- _Task brief_
Write out the listing below in full and exactly, leaving out every picture.

--

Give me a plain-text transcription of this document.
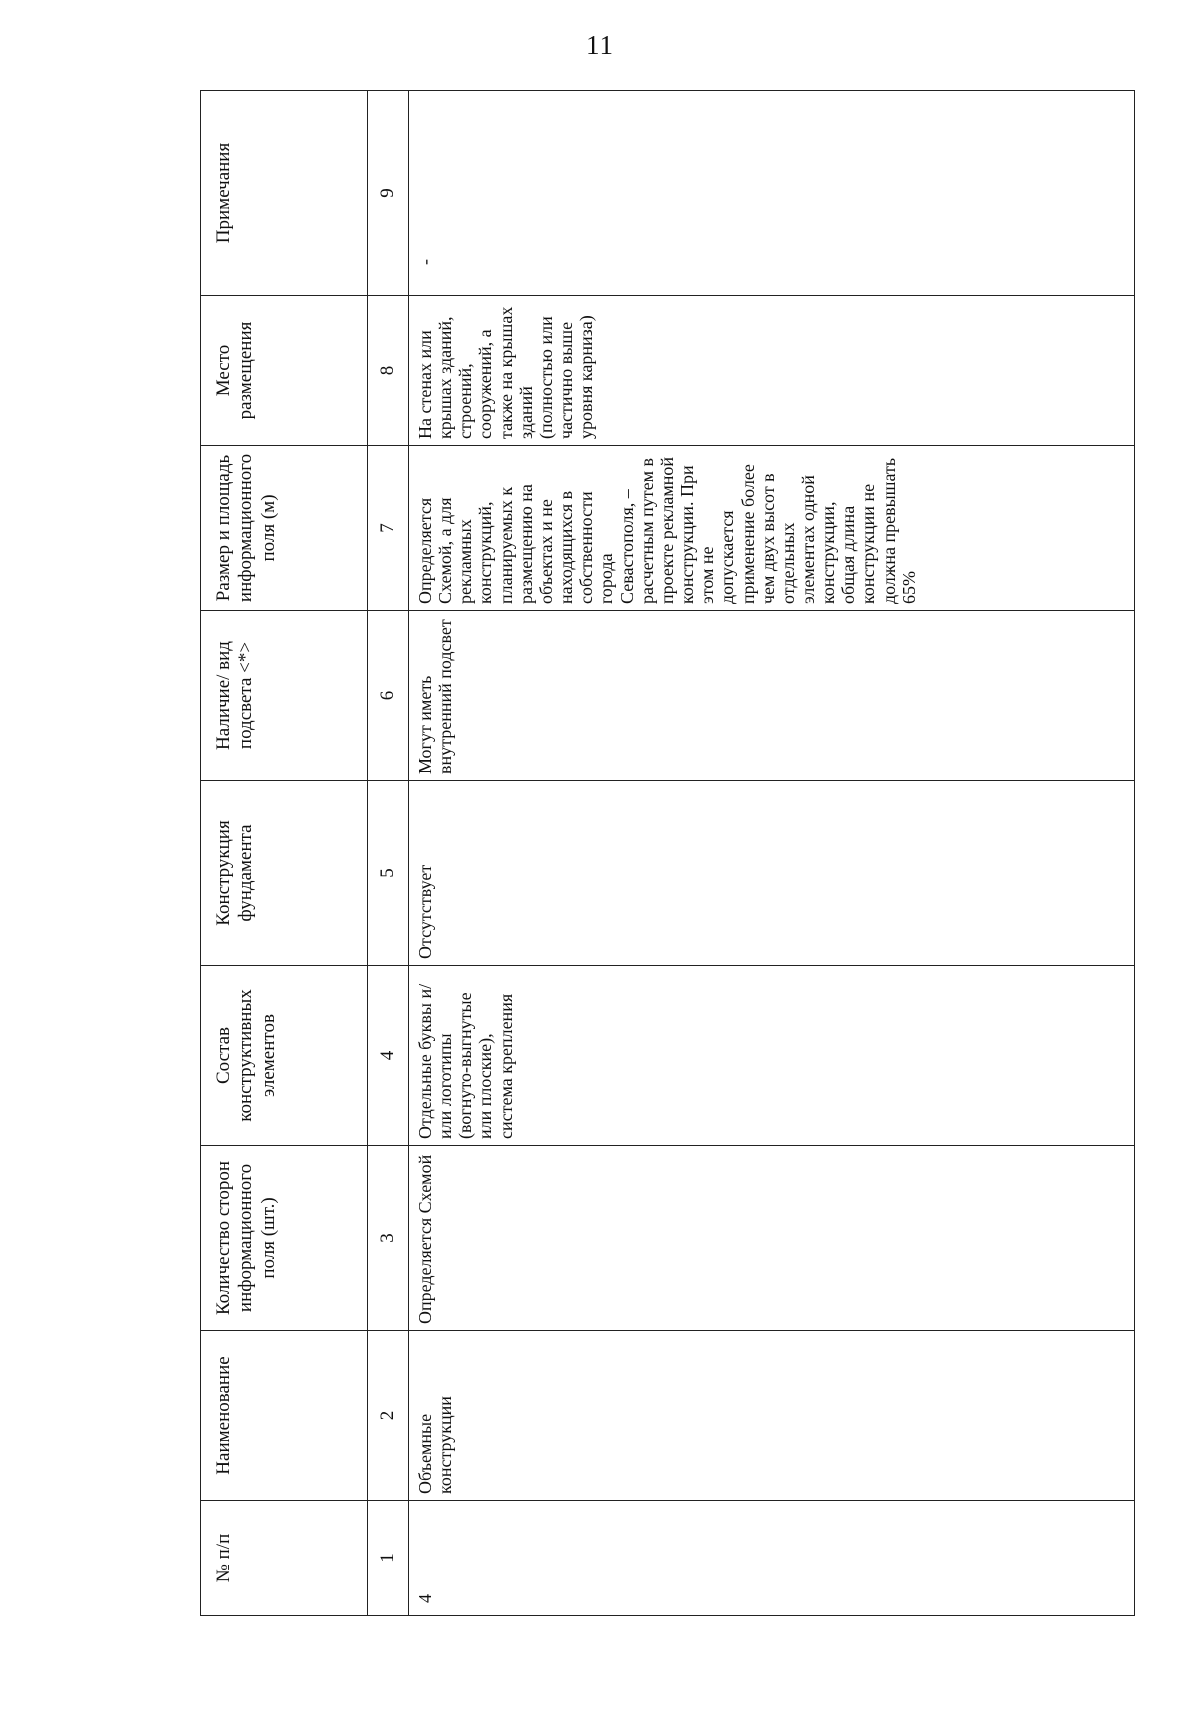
11
№ п/п	Наименование	Количество сторон информационного поля (шт.)	Состав конструктивных элементов	Конструкция фундамента	Наличие/ вид подсвета <*>	Размер и площадь информационного поля (м)	Место размещения	Примечания
1	2	3	4	5	6	7	8	9
4	Объемные конструкции	Определяется Схемой	Отдельные буквы и/или логотипы (вогнуто-выгнутые или плоские), система крепления	Отсутствует	Могут иметь внутренний подсвет	Определяется Схемой, а для рекламных конструкций, планируемых к размещению на объектах и не находящихся в собственности города Севастополя, – расчетным путем в проекте рекламной конструкции. При этом не допускается применение более чем двух высот в отдельных элементах одной конструкции, общая длина конструкции не должна превышать 65%	На стенах или крышах зданий, строений, сооружений, а также на крышах зданий (полностью или частично выше уровня карниза)	-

--

- _Written answer_
Give me a plain-text transcription of this document.
11
№ п/п	Наименование	Количество сторон информационного поля (шт.)	Состав конструктивных элементов	Конструкция фундамента	Наличие/ вид подсвета <*>	Размер и площадь информационного поля (м)	Место размещения	Примечания
1	2	3	4	5	6	7	8	9
4	Объемные конструкции	Определяется Схемой	Отдельные буквы и/или логотипы (вогнуто-выгнутые или плоские), система крепления	Отсутствует	Могут иметь внутренний подсвет	Определяется Схемой, а для рекламных конструкций, планируемых к размещению на объектах и не находящихся в собственности города Севастополя, – расчетным путем в проекте рекламной конструкции. При этом не допускается применение более чем двух высот в отдельных элементах одной конструкции, общая длина конструкции не должна превышать 65%	На стенах или крышах зданий, строений, сооружений, а также на крышах зданий (полностью или частично выше уровня карниза)	-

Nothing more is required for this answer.